▶ **Task to complete**: Set down the material below word for word, excluding the pictures.

▶ **Records for this task**:
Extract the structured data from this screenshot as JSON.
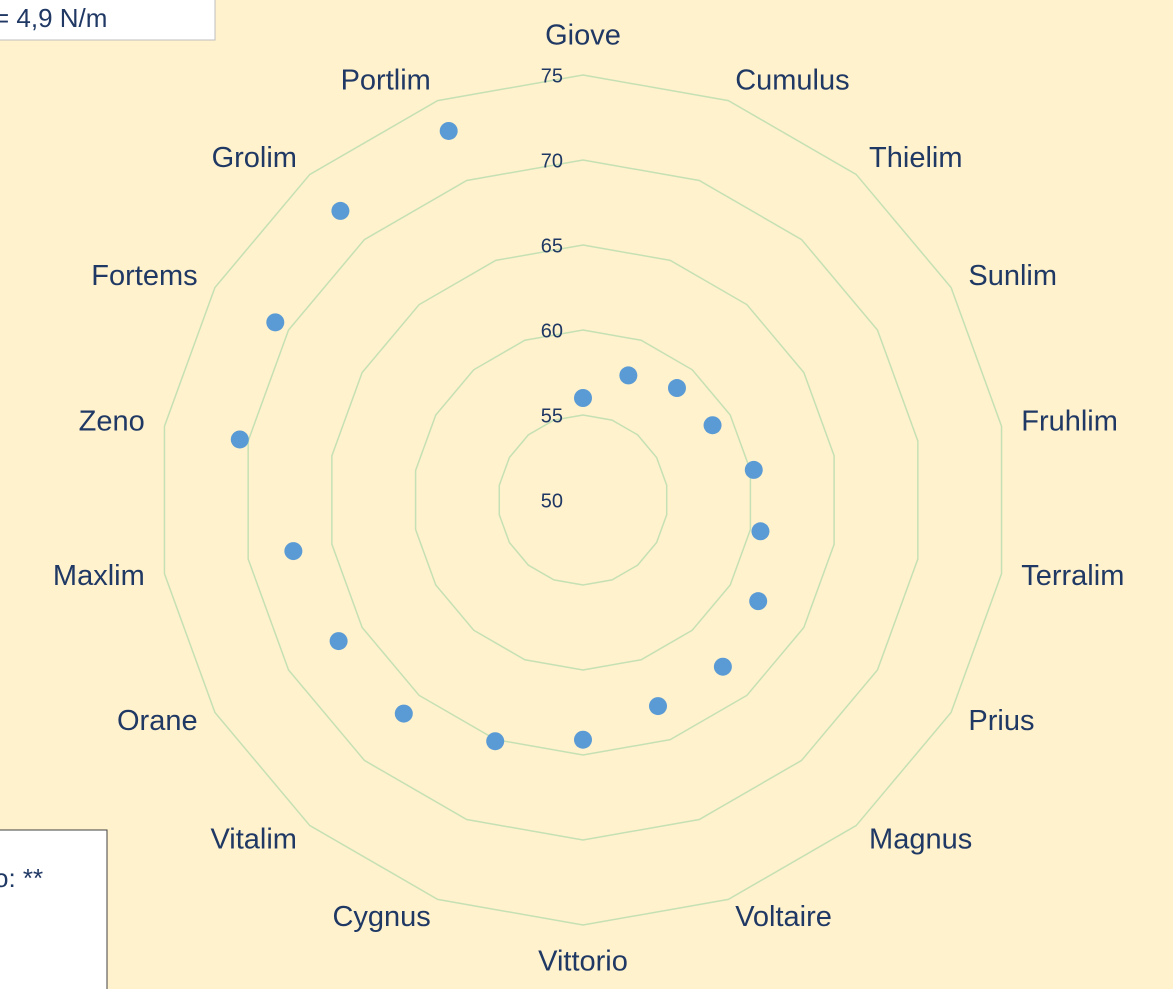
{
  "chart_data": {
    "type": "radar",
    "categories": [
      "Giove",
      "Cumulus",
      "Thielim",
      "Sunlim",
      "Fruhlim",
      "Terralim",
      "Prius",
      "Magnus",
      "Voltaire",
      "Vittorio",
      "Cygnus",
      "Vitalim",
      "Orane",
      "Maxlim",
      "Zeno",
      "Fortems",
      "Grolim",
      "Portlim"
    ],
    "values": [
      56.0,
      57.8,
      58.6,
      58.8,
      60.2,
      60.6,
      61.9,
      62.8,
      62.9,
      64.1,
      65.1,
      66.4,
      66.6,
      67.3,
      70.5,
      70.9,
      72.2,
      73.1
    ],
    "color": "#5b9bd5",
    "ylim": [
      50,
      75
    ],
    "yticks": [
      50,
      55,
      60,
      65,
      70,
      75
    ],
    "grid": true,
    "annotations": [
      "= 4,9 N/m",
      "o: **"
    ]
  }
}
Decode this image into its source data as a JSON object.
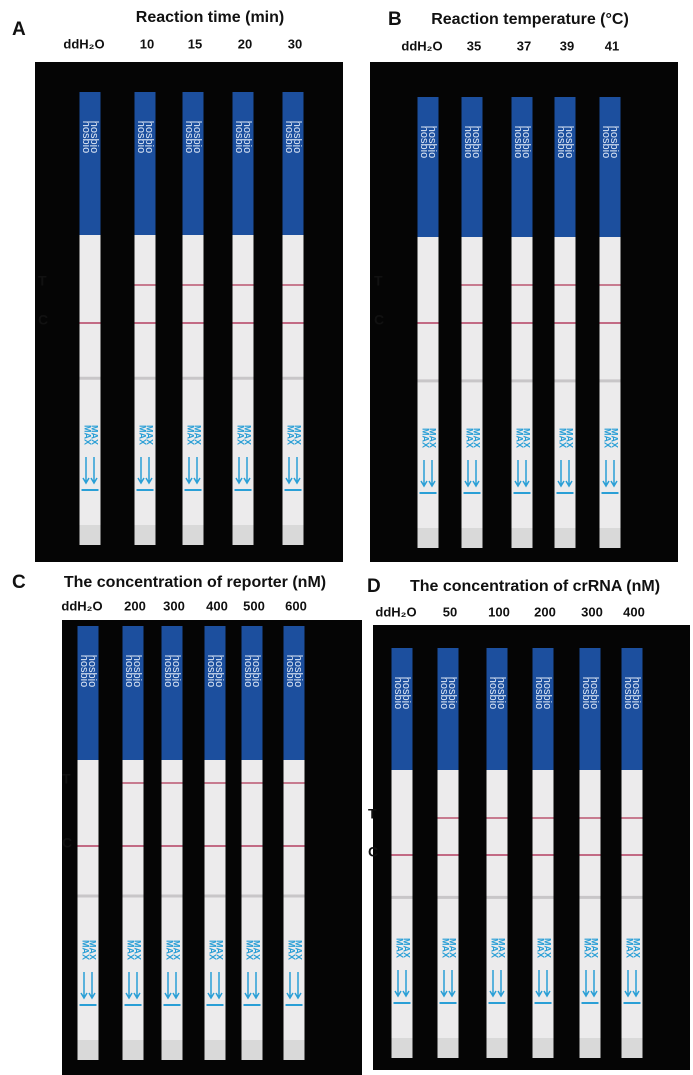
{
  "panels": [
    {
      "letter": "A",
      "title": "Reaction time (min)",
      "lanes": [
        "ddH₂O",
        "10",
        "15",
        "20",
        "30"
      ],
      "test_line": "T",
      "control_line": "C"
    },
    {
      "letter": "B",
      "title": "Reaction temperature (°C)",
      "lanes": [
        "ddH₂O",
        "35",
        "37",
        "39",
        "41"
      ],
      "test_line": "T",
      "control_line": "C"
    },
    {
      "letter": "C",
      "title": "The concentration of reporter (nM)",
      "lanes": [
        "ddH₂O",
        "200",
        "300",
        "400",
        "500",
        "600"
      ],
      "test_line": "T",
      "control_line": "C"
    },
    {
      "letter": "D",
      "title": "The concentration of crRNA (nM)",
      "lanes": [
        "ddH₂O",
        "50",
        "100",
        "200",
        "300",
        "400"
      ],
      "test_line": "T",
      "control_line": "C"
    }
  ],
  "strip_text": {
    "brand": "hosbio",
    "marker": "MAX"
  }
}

▶ **Answer below**:
Extract the structured data from this screenshot as JSON.
{
  "chart_data": {
    "type": "radar",
    "categories": [
      "Giove",
      "Cumulus",
      "Thielim",
      "Sunlim",
      "Fruhlim",
      "Terralim",
      "Prius",
      "Magnus",
      "Voltaire",
      "Vittorio",
      "Cygnus",
      "Vitalim",
      "Orane",
      "Maxlim",
      "Zeno",
      "Fortems",
      "Grolim",
      "Portlim"
    ],
    "values": [
      56.0,
      57.8,
      58.6,
      58.8,
      60.2,
      60.6,
      61.9,
      62.8,
      62.9,
      64.1,
      65.1,
      66.4,
      66.6,
      67.3,
      70.5,
      70.9,
      72.2,
      73.1
    ],
    "color": "#5b9bd5",
    "ylim": [
      50,
      75
    ],
    "yticks": [
      50,
      55,
      60,
      65,
      70,
      75
    ],
    "grid": true,
    "annotations": [
      "= 4,9 N/m",
      "o: **"
    ]
  }
}
Decode this image into its source data as a JSON object.
{
  "panels": [
    {
      "letter": "A",
      "title": "Reaction time (min)",
      "lanes": [
        "ddH₂O",
        "10",
        "15",
        "20",
        "30"
      ],
      "test_line": "T",
      "control_line": "C"
    },
    {
      "letter": "B",
      "title": "Reaction temperature (°C)",
      "lanes": [
        "ddH₂O",
        "35",
        "37",
        "39",
        "41"
      ],
      "test_line": "T",
      "control_line": "C"
    },
    {
      "letter": "C",
      "title": "The concentration of reporter (nM)",
      "lanes": [
        "ddH₂O",
        "200",
        "300",
        "400",
        "500",
        "600"
      ],
      "test_line": "T",
      "control_line": "C"
    },
    {
      "letter": "D",
      "title": "The concentration of crRNA (nM)",
      "lanes": [
        "ddH₂O",
        "50",
        "100",
        "200",
        "300",
        "400"
      ],
      "test_line": "T",
      "control_line": "C"
    }
  ],
  "strip_text": {
    "brand": "hosbio",
    "marker": "MAX"
  }
}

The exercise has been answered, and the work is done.